Provided data

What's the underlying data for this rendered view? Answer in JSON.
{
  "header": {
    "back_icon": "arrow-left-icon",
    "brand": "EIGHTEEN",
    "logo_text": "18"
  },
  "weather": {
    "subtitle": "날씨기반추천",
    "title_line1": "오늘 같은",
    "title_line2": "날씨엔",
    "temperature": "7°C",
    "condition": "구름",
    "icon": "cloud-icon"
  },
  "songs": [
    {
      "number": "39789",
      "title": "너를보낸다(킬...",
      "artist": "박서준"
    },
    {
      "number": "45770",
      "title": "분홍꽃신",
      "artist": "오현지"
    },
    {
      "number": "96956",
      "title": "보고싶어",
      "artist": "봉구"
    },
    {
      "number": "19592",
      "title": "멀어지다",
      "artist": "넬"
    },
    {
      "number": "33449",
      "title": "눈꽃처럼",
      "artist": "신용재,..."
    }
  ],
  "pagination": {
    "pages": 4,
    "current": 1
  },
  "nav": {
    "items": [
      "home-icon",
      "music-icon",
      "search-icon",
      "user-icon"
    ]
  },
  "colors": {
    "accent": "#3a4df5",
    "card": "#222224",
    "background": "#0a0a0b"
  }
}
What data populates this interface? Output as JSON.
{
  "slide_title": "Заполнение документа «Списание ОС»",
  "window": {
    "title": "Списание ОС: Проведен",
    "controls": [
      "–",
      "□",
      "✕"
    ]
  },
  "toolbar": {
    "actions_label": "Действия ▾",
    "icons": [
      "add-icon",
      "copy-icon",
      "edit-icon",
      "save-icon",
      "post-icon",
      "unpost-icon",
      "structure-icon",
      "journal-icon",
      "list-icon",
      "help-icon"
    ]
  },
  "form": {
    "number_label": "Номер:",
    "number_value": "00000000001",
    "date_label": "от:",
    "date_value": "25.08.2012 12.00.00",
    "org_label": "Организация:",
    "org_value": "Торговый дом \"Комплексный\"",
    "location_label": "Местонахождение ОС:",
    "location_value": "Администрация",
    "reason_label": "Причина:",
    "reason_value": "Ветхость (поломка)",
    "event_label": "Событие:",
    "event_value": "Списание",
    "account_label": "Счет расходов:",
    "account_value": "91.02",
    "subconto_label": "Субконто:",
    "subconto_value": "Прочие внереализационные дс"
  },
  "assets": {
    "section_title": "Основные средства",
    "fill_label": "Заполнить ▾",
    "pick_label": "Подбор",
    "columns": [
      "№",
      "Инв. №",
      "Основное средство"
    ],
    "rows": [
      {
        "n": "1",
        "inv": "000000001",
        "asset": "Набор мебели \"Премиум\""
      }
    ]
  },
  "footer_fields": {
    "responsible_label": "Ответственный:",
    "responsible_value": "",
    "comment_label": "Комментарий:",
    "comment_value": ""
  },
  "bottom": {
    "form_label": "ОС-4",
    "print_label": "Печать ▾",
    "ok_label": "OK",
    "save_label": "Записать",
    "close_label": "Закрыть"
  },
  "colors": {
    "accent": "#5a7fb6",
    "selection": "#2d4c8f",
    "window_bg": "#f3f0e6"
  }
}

Required task
Repeat the entries exactly, all of them.

Solution to this problem
What's the underlying data for this rendered view? Answer in JSON.
{
  "header": {
    "back_icon": "arrow-left-icon",
    "brand": "EIGHTEEN",
    "logo_text": "18"
  },
  "weather": {
    "subtitle": "날씨기반추천",
    "title_line1": "오늘 같은",
    "title_line2": "날씨엔",
    "temperature": "7°C",
    "condition": "구름",
    "icon": "cloud-icon"
  },
  "songs": [
    {
      "number": "39789",
      "title": "너를보낸다(킬...",
      "artist": "박서준"
    },
    {
      "number": "45770",
      "title": "분홍꽃신",
      "artist": "오현지"
    },
    {
      "number": "96956",
      "title": "보고싶어",
      "artist": "봉구"
    },
    {
      "number": "19592",
      "title": "멀어지다",
      "artist": "넬"
    },
    {
      "number": "33449",
      "title": "눈꽃처럼",
      "artist": "신용재,..."
    }
  ],
  "pagination": {
    "pages": 4,
    "current": 1
  },
  "nav": {
    "items": [
      "home-icon",
      "music-icon",
      "search-icon",
      "user-icon"
    ]
  },
  "colors": {
    "accent": "#3a4df5",
    "card": "#222224",
    "background": "#0a0a0b"
  }
}
What data populates this interface? Output as JSON.
{
  "slide_title": "Заполнение документа «Списание ОС»",
  "window": {
    "title": "Списание ОС: Проведен",
    "controls": [
      "–",
      "□",
      "✕"
    ]
  },
  "toolbar": {
    "actions_label": "Действия ▾",
    "icons": [
      "add-icon",
      "copy-icon",
      "edit-icon",
      "save-icon",
      "post-icon",
      "unpost-icon",
      "structure-icon",
      "journal-icon",
      "list-icon",
      "help-icon"
    ]
  },
  "form": {
    "number_label": "Номер:",
    "number_value": "00000000001",
    "date_label": "от:",
    "date_value": "25.08.2012 12.00.00",
    "org_label": "Организация:",
    "org_value": "Торговый дом \"Комплексный\"",
    "location_label": "Местонахождение ОС:",
    "location_value": "Администрация",
    "reason_label": "Причина:",
    "reason_value": "Ветхость (поломка)",
    "event_label": "Событие:",
    "event_value": "Списание",
    "account_label": "Счет расходов:",
    "account_value": "91.02",
    "subconto_label": "Субконто:",
    "subconto_value": "Прочие внереализационные дс"
  },
  "assets": {
    "section_title": "Основные средства",
    "fill_label": "Заполнить ▾",
    "pick_label": "Подбор",
    "columns": [
      "№",
      "Инв. №",
      "Основное средство"
    ],
    "rows": [
      {
        "n": "1",
        "inv": "000000001",
        "asset": "Набор мебели \"Премиум\""
      }
    ]
  },
  "footer_fields": {
    "responsible_label": "Ответственный:",
    "responsible_value": "",
    "comment_label": "Комментарий:",
    "comment_value": ""
  },
  "bottom": {
    "form_label": "ОС-4",
    "print_label": "Печать ▾",
    "ok_label": "OK",
    "save_label": "Записать",
    "close_label": "Закрыть"
  },
  "colors": {
    "accent": "#5a7fb6",
    "selection": "#2d4c8f",
    "window_bg": "#f3f0e6"
  }
}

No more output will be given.